## BEGIN SOURCE MATERIAL

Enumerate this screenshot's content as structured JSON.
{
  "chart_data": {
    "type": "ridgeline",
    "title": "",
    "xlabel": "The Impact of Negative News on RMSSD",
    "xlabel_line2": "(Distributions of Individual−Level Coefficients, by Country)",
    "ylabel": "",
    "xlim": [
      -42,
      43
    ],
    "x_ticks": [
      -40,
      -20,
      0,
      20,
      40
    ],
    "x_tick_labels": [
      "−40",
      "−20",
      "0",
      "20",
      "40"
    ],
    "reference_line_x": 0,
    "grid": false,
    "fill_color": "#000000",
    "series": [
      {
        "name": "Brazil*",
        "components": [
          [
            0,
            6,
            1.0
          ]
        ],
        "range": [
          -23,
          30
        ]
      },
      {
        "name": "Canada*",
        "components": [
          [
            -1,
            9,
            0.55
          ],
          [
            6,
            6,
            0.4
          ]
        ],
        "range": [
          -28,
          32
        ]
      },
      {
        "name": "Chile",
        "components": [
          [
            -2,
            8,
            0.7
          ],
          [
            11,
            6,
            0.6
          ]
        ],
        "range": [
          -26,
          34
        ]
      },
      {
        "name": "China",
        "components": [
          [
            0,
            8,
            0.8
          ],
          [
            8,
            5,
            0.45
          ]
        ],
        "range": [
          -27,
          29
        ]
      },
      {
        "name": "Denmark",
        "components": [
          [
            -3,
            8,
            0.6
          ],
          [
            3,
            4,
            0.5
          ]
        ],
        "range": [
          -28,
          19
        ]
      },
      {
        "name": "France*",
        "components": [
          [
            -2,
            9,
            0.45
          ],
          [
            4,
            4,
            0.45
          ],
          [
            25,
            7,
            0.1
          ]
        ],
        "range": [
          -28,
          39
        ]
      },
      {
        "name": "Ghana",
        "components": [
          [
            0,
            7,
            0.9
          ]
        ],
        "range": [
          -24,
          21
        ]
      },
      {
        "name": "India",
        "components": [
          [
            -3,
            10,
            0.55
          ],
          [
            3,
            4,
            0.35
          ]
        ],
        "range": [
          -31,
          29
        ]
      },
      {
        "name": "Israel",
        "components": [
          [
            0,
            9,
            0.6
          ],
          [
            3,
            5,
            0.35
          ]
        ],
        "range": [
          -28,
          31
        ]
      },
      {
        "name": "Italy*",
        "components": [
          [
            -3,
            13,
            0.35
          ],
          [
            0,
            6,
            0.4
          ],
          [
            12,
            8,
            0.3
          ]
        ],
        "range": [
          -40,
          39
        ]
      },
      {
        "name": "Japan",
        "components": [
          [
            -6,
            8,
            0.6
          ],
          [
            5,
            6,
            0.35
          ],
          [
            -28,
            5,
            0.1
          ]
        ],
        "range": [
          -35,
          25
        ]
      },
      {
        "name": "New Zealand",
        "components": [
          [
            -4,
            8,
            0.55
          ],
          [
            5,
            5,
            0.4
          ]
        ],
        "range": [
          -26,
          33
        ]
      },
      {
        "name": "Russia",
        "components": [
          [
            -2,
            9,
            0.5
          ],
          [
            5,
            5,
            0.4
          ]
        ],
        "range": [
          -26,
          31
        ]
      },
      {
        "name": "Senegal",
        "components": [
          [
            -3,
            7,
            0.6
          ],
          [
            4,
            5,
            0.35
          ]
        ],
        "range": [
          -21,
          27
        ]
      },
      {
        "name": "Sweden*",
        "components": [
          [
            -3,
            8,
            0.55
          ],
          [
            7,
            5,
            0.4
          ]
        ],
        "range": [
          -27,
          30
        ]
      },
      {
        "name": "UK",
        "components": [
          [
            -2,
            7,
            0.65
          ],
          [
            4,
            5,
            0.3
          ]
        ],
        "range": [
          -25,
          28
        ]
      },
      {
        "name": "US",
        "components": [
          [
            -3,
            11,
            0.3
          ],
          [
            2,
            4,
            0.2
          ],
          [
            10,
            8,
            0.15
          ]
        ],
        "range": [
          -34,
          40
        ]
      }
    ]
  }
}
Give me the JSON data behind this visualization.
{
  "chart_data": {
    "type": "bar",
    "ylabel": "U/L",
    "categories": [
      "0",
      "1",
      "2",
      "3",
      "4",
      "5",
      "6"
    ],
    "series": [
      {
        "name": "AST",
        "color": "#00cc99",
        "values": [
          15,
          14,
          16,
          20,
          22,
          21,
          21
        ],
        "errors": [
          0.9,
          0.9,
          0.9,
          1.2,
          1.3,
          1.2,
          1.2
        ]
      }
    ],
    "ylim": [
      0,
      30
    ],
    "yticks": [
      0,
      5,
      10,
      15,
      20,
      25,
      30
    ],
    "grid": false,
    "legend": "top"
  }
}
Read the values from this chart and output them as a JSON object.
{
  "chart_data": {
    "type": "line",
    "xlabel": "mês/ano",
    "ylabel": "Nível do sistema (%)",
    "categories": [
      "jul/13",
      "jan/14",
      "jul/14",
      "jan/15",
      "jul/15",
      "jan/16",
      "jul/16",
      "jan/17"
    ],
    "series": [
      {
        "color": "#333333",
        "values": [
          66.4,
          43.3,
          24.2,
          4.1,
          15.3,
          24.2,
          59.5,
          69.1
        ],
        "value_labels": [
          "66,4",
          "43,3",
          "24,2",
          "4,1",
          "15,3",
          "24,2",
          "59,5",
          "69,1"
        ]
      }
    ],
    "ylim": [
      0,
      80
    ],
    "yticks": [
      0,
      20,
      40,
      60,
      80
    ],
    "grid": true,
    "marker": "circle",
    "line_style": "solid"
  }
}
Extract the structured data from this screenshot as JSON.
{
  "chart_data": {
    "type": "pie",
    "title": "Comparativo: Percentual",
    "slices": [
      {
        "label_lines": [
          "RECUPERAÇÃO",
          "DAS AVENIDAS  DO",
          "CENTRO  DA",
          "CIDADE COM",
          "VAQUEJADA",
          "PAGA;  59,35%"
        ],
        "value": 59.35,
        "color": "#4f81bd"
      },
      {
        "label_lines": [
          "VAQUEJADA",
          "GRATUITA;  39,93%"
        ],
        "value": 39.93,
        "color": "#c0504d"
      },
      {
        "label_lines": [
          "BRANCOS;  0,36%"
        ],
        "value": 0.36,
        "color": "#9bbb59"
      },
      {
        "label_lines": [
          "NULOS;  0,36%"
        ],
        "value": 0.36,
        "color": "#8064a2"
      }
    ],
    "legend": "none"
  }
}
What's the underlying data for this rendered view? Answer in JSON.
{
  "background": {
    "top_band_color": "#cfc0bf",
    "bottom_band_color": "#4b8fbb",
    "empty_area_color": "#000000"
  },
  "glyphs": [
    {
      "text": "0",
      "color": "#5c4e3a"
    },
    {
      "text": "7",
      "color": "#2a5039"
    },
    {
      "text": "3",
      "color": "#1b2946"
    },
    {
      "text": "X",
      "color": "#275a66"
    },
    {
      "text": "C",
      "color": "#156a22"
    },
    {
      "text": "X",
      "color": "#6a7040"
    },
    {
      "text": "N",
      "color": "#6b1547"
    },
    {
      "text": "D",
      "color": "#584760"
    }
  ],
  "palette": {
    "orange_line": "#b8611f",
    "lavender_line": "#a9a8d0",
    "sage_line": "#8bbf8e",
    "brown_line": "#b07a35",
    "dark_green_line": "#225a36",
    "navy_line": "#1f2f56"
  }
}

## END SOURCE MATERIAL

EXERCISE DESCRIPTION:
Print from the line containing "What's the underlying" to the last line above, exactly as written.

RESPONSE TO THIS TASK:
What's the underlying data for this rendered view? Answer in JSON.
{
  "background": {
    "top_band_color": "#cfc0bf",
    "bottom_band_color": "#4b8fbb",
    "empty_area_color": "#000000"
  },
  "glyphs": [
    {
      "text": "0",
      "color": "#5c4e3a"
    },
    {
      "text": "7",
      "color": "#2a5039"
    },
    {
      "text": "3",
      "color": "#1b2946"
    },
    {
      "text": "X",
      "color": "#275a66"
    },
    {
      "text": "C",
      "color": "#156a22"
    },
    {
      "text": "X",
      "color": "#6a7040"
    },
    {
      "text": "N",
      "color": "#6b1547"
    },
    {
      "text": "D",
      "color": "#584760"
    }
  ],
  "palette": {
    "orange_line": "#b8611f",
    "lavender_line": "#a9a8d0",
    "sage_line": "#8bbf8e",
    "brown_line": "#b07a35",
    "dark_green_line": "#225a36",
    "navy_line": "#1f2f56"
  }
}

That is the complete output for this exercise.